Jocasta2018 · 19/02/2020 10:51

The carers at the dementia care home in which my mother lives are expected to have NVQ level 2 in Health and Social Care and are given training to get to NVQ3. If they show aptitude, they can also get training up to Level 4. Plus passing DBS.

It helps the home is part of a not-for-profit chain that believes in the development of its employees. A lot of staff have been there since it opened in 2012. There are Brits and EU staff at all levels of care & management.

They don't want untrained beginners as there are skills needed dealing with dementia as well as general care.

UYScuti · 19/02/2020 10:54

Is all very well saying we need to improve pay and conditions but care homes are already unaffordable
Back in the old days this kind of work was fobbed off onto women who could be manipulated into doing it for free for family members, but now quite rightly women expect to have careers and fulfilled lives, no one wants to do this work for the money that's on offer and no one is prepared to pay enough to incentivise those who might have the right skills and aptitude for it

marashino · 19/02/2020 10:55

i hope that Dominic Cummings doesn't see this thread, he'd probably love the idea.

Care work needs to be done by people who genuinely care, who treat it as a professional job and who want to make people's twilight years as good as they can be and not by people forced into 'national service'

itallworkedoutok · 19/02/2020 10:55

I think we need to monitor care workers a lot more not out anyone into the job.

A man in the neighbouring village to me was a care worker he's just gone to prison for 12 years for raping and impregnating the girl he has been caring for. She was unable to communicate along with other health issues meant she couldn't speak out and it was only noticed when she missed 3 months periods

olivehater · 19/02/2020 10:55

I don’t think that work work however I do think they should bring back conscription at 18 where they have the choice of a number options that are of benefit to society, perhaps a choice of military, care work, public grounds maintenence etc. Everyone would undergo some sort of check for suitability and you could choose to defer till after university or to a certain age if that was your preference. Possibly make it a bit like jury duty. I think it would be good for everyone all round.

separatebeds · 19/02/2020 10:56

Well I think you do have a bot of a point!.
Perhaps not all suited to care work (as you do say in your post) but some definitely will be after they have been trained for the role. Do you all think that the Europeans in these roles currently are following their career dreams?

Others not suitable for care work can do the car wash, pick fruit and other unskilled manual labour etc. It's good news for all these people who say the low paid Europeans have taken their jobs. They will be more jobs available for these people.

starfishmummy · 19/02/2020 10:57

I also used to work in a jobcentre. Believe me that most of the people I saw who were claiming long term would not be the sort of people who are suited to care work. And some of them would be a danger to anyone they were looking after.

Problem description: Copy the part of the care work thread starting with "The carers at" and going on through "care & management.".

Extracted material:

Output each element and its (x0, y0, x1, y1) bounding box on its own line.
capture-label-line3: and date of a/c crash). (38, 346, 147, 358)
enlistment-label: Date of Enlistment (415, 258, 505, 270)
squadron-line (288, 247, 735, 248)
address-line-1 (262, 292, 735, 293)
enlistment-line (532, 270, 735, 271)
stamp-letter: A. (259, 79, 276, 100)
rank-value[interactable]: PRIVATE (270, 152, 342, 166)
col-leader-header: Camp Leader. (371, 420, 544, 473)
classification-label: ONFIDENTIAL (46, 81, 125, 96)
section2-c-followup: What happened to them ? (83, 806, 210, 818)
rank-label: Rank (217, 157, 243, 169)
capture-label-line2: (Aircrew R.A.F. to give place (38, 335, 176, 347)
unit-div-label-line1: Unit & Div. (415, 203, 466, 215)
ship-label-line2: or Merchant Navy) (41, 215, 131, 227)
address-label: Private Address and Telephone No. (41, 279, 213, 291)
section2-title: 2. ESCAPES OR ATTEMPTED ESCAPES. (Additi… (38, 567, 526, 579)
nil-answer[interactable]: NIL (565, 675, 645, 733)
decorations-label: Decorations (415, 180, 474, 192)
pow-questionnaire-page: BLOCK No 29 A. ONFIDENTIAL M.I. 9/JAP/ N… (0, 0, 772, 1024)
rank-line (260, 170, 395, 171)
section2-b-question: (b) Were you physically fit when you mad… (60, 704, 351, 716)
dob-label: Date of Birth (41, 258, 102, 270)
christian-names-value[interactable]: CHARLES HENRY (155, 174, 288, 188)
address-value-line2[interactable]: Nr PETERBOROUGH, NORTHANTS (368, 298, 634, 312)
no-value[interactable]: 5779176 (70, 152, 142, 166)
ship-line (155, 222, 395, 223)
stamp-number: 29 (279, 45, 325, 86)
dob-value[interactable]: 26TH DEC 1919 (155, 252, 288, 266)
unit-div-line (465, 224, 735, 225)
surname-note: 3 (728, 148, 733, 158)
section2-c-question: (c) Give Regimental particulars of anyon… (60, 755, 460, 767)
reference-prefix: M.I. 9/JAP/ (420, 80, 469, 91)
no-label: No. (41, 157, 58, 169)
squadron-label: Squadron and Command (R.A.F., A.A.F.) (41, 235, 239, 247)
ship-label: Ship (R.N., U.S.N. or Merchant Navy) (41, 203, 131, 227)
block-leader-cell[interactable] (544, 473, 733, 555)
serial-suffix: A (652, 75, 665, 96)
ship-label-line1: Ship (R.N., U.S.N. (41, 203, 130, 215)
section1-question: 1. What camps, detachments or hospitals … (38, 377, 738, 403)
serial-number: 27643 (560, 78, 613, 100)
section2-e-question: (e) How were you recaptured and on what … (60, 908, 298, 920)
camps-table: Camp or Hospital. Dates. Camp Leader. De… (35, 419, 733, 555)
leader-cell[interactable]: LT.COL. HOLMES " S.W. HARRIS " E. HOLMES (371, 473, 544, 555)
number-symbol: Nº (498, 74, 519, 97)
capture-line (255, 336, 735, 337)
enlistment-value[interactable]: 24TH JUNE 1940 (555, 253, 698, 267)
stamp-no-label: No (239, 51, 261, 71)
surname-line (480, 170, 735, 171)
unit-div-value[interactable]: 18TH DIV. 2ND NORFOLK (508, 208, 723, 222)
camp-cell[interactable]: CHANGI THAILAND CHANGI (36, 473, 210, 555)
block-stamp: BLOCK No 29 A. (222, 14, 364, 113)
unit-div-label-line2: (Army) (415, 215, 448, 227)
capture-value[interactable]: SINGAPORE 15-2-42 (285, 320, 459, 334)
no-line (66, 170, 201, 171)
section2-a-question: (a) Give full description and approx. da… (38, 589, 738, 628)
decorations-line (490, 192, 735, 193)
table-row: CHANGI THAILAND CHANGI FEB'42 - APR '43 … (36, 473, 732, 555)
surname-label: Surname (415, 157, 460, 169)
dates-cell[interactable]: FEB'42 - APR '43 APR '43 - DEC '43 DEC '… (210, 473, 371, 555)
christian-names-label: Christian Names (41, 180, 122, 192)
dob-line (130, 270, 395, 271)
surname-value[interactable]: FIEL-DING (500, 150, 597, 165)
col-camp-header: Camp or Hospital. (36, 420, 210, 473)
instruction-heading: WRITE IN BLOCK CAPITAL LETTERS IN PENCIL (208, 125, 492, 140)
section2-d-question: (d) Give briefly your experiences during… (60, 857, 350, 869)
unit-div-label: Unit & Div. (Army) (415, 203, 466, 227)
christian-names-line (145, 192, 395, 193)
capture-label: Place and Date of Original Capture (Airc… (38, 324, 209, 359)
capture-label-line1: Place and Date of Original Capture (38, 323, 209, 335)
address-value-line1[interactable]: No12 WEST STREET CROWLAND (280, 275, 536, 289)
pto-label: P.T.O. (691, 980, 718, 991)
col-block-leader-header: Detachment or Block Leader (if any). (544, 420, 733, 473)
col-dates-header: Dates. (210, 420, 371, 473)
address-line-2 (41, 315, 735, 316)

The completed task:
The carers at the dementia care home in which my mother lives are expected to have NVQ level 2 in Health and Social Care and are given training to get to NVQ3. If they show aptitude, they can also get training up to Level 4. Plus passing DBS.

It helps the home is part of a not-for-profit chain that believes in the development of its employees. A lot of staff have been there since it opened in 2012. There are Brits and EU staff at all levels of care & management.